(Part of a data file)
- - - - -

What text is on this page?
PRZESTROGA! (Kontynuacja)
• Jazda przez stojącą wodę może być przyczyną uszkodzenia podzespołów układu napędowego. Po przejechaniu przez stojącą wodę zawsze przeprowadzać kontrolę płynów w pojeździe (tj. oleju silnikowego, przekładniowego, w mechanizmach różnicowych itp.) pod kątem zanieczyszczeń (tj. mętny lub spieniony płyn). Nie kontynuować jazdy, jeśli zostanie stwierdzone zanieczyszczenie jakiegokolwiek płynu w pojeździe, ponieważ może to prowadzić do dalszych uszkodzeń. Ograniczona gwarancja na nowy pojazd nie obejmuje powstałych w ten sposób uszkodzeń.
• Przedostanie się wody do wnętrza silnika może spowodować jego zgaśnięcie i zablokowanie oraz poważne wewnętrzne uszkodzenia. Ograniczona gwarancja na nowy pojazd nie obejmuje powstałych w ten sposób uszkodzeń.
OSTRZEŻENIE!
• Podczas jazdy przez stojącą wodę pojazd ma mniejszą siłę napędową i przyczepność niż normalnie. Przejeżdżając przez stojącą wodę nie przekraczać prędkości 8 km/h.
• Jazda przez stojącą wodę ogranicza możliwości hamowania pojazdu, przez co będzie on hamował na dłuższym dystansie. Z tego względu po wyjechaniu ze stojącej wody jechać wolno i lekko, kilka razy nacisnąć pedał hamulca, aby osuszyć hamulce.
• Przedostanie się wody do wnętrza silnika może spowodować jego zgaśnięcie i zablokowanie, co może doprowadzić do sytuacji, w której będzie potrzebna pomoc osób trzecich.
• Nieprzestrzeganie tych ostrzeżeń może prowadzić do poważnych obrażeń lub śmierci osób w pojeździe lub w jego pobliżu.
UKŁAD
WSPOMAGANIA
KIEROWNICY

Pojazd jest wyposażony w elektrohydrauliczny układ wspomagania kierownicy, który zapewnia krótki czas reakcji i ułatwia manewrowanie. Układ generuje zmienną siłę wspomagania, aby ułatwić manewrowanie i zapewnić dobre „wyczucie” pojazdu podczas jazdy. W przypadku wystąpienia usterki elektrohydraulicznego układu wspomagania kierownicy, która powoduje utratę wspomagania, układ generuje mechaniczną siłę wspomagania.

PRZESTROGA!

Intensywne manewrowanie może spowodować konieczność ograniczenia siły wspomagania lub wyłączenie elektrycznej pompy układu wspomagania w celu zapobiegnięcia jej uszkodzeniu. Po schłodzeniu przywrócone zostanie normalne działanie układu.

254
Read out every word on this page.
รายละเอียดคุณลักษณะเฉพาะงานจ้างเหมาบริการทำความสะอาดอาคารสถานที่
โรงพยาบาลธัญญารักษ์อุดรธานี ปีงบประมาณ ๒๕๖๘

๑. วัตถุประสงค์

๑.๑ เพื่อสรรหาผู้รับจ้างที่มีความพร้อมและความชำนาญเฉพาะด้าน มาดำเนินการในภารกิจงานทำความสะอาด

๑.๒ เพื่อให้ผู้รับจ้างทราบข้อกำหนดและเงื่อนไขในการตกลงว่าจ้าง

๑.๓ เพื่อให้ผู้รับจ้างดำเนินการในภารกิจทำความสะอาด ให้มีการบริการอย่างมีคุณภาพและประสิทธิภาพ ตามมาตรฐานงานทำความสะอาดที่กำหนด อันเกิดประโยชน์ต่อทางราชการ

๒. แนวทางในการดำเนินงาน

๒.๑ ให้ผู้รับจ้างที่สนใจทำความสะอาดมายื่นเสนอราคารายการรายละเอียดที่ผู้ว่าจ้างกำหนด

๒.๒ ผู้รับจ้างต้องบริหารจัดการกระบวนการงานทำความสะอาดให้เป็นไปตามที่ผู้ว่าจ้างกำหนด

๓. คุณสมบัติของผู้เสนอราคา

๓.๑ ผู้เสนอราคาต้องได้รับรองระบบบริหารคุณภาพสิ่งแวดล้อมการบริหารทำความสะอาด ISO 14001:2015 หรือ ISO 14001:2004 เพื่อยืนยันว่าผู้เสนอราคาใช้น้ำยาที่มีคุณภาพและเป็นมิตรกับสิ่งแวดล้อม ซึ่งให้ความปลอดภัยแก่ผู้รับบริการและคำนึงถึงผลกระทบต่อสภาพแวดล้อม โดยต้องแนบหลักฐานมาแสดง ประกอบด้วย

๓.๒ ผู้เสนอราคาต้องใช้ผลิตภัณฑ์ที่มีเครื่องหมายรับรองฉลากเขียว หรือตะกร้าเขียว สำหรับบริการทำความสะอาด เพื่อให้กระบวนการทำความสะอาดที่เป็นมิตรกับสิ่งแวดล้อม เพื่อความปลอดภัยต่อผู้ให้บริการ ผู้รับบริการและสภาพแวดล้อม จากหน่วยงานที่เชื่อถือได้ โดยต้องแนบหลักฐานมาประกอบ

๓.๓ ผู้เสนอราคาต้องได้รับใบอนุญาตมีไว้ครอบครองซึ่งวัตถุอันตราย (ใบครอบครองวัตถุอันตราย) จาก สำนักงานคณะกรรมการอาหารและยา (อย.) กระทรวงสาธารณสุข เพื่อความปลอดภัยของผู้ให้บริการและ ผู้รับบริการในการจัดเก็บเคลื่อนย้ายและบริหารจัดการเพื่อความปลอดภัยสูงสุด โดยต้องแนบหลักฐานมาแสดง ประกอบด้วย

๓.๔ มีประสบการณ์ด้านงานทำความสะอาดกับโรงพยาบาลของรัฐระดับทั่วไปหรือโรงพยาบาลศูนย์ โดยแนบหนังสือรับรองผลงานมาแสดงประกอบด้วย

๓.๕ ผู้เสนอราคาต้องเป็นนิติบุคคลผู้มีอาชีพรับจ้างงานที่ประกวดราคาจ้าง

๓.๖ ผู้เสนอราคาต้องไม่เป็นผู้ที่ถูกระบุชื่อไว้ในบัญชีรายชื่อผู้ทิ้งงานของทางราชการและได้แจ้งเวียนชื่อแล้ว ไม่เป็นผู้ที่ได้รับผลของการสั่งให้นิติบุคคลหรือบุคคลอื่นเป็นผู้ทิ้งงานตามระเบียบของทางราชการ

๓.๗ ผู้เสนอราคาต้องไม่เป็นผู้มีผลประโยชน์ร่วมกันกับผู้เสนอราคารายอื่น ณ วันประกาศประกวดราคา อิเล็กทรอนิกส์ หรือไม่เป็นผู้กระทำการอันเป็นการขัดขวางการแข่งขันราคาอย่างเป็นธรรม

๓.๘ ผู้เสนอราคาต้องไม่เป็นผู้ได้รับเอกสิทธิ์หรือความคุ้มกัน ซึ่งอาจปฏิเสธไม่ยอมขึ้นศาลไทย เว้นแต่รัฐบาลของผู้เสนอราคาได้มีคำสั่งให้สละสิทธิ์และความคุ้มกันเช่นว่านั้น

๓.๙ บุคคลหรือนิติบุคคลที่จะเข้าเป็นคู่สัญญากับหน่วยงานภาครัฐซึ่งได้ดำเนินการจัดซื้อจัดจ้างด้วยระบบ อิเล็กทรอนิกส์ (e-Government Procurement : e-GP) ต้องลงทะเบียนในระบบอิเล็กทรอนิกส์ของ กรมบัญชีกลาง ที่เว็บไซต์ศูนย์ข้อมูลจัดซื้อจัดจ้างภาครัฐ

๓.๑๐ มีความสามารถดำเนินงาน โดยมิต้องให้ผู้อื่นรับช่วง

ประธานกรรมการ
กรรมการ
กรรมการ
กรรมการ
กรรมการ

- - - - -

● **Description of the task**
Please quote the data above in full, with no line missing.

● **Result of this exercise**
What text is on this page?
PRZESTROGA! (Kontynuacja)
• Jazda przez stojącą wodę może być przyczyną uszkodzenia podzespołów układu napędowego. Po przejechaniu przez stojącą wodę zawsze przeprowadzać kontrolę płynów w pojeździe (tj. oleju silnikowego, przekładniowego, w mechanizmach różnicowych itp.) pod kątem zanieczyszczeń (tj. mętny lub spieniony płyn). Nie kontynuować jazdy, jeśli zostanie stwierdzone zanieczyszczenie jakiegokolwiek płynu w pojeździe, ponieważ może to prowadzić do dalszych uszkodzeń. Ograniczona gwarancja na nowy pojazd nie obejmuje powstałych w ten sposób uszkodzeń.
• Przedostanie się wody do wnętrza silnika może spowodować jego zgaśnięcie i zablokowanie oraz poważne wewnętrzne uszkodzenia. Ograniczona gwarancja na nowy pojazd nie obejmuje powstałych w ten sposób uszkodzeń.
OSTRZEŻENIE!
• Podczas jazdy przez stojącą wodę pojazd ma mniejszą siłę napędową i przyczepność niż normalnie. Przejeżdżając przez stojącą wodę nie przekraczać prędkości 8 km/h.
• Jazda przez stojącą wodę ogranicza możliwości hamowania pojazdu, przez co będzie on hamował na dłuższym dystansie. Z tego względu po wyjechaniu ze stojącej wody jechać wolno i lekko, kilka razy nacisnąć pedał hamulca, aby osuszyć hamulce.
• Przedostanie się wody do wnętrza silnika może spowodować jego zgaśnięcie i zablokowanie, co może doprowadzić do sytuacji, w której będzie potrzebna pomoc osób trzecich.
• Nieprzestrzeganie tych ostrzeżeń może prowadzić do poważnych obrażeń lub śmierci osób w pojeździe lub w jego pobliżu.
UKŁAD
WSPOMAGANIA
KIEROWNICY

Pojazd jest wyposażony w elektrohydrauliczny układ wspomagania kierownicy, który zapewnia krótki czas reakcji i ułatwia manewrowanie. Układ generuje zmienną siłę wspomagania, aby ułatwić manewrowanie i zapewnić dobre „wyczucie” pojazdu podczas jazdy. W przypadku wystąpienia usterki elektrohydraulicznego układu wspomagania kierownicy, która powoduje utratę wspomagania, układ generuje mechaniczną siłę wspomagania.

PRZESTROGA!

Intensywne manewrowanie może spowodować konieczność ograniczenia siły wspomagania lub wyłączenie elektrycznej pompy układu wspomagania w celu zapobiegnięcia jej uszkodzeniu. Po schłodzeniu przywrócone zostanie normalne działanie układu.

254
Read out every word on this page.
รายละเอียดคุณลักษณะเฉพาะงานจ้างเหมาบริการทำความสะอาดอาคารสถานที่
โรงพยาบาลธัญญารักษ์อุดรธานี ปีงบประมาณ ๒๕๖๘

๑. วัตถุประสงค์

๑.๑ เพื่อสรรหาผู้รับจ้างที่มีความพร้อมและความชำนาญเฉพาะด้าน มาดำเนินการในภารกิจงานทำความสะอาด

๑.๒ เพื่อให้ผู้รับจ้างทราบข้อกำหนดและเงื่อนไขในการตกลงว่าจ้าง

๑.๓ เพื่อให้ผู้รับจ้างดำเนินการในภารกิจทำความสะอาด ให้มีการบริการอย่างมีคุณภาพและประสิทธิภาพ ตามมาตรฐานงานทำความสะอาดที่กำหนด อันเกิดประโยชน์ต่อทางราชการ

๒. แนวทางในการดำเนินงาน

๒.๑ ให้ผู้รับจ้างที่สนใจทำความสะอาดมายื่นเสนอราคารายการรายละเอียดที่ผู้ว่าจ้างกำหนด

๒.๒ ผู้รับจ้างต้องบริหารจัดการกระบวนการงานทำความสะอาดให้เป็นไปตามที่ผู้ว่าจ้างกำหนด

๓. คุณสมบัติของผู้เสนอราคา

๓.๑ ผู้เสนอราคาต้องได้รับรองระบบบริหารคุณภาพสิ่งแวดล้อมการบริหารทำความสะอาด ISO 14001:2015 หรือ ISO 14001:2004 เพื่อยืนยันว่าผู้เสนอราคาใช้น้ำยาที่มีคุณภาพและเป็นมิตรกับสิ่งแวดล้อม ซึ่งให้ความปลอดภัยแก่ผู้รับบริการและคำนึงถึงผลกระทบต่อสภาพแวดล้อม โดยต้องแนบหลักฐานมาแสดง ประกอบด้วย

๓.๒ ผู้เสนอราคาต้องใช้ผลิตภัณฑ์ที่มีเครื่องหมายรับรองฉลากเขียว หรือตะกร้าเขียว สำหรับบริการทำความสะอาด เพื่อให้กระบวนการทำความสะอาดที่เป็นมิตรกับสิ่งแวดล้อม เพื่อความปลอดภัยต่อผู้ให้บริการ ผู้รับบริการและสภาพแวดล้อม จากหน่วยงานที่เชื่อถือได้ โดยต้องแนบหลักฐานมาประกอบ

๓.๓ ผู้เสนอราคาต้องได้รับใบอนุญาตมีไว้ครอบครองซึ่งวัตถุอันตราย (ใบครอบครองวัตถุอันตราย) จาก สำนักงานคณะกรรมการอาหารและยา (อย.) กระทรวงสาธารณสุข เพื่อความปลอดภัยของผู้ให้บริการและ ผู้รับบริการในการจัดเก็บเคลื่อนย้ายและบริหารจัดการเพื่อความปลอดภัยสูงสุด โดยต้องแนบหลักฐานมาแสดง ประกอบด้วย

๓.๔ มีประสบการณ์ด้านงานทำความสะอาดกับโรงพยาบาลของรัฐระดับทั่วไปหรือโรงพยาบาลศูนย์ โดยแนบหนังสือรับรองผลงานมาแสดงประกอบด้วย

๓.๕ ผู้เสนอราคาต้องเป็นนิติบุคคลผู้มีอาชีพรับจ้างงานที่ประกวดราคาจ้าง

๓.๖ ผู้เสนอราคาต้องไม่เป็นผู้ที่ถูกระบุชื่อไว้ในบัญชีรายชื่อผู้ทิ้งงานของทางราชการและได้แจ้งเวียนชื่อแล้ว ไม่เป็นผู้ที่ได้รับผลของการสั่งให้นิติบุคคลหรือบุคคลอื่นเป็นผู้ทิ้งงานตามระเบียบของทางราชการ

๓.๗ ผู้เสนอราคาต้องไม่เป็นผู้มีผลประโยชน์ร่วมกันกับผู้เสนอราคารายอื่น ณ วันประกาศประกวดราคา อิเล็กทรอนิกส์ หรือไม่เป็นผู้กระทำการอันเป็นการขัดขวางการแข่งขันราคาอย่างเป็นธรรม

๓.๘ ผู้เสนอราคาต้องไม่เป็นผู้ได้รับเอกสิทธิ์หรือความคุ้มกัน ซึ่งอาจปฏิเสธไม่ยอมขึ้นศาลไทย เว้นแต่รัฐบาลของผู้เสนอราคาได้มีคำสั่งให้สละสิทธิ์และความคุ้มกันเช่นว่านั้น

๓.๙ บุคคลหรือนิติบุคคลที่จะเข้าเป็นคู่สัญญากับหน่วยงานภาครัฐซึ่งได้ดำเนินการจัดซื้อจัดจ้างด้วยระบบ อิเล็กทรอนิกส์ (e-Government Procurement : e-GP) ต้องลงทะเบียนในระบบอิเล็กทรอนิกส์ของ กรมบัญชีกลาง ที่เว็บไซต์ศูนย์ข้อมูลจัดซื้อจัดจ้างภาครัฐ

๓.๑๐ มีความสามารถดำเนินงาน โดยมิต้องให้ผู้อื่นรับช่วง

ประธานกรรมการ
กรรมการ
กรรมการ
กรรมการ
กรรมการ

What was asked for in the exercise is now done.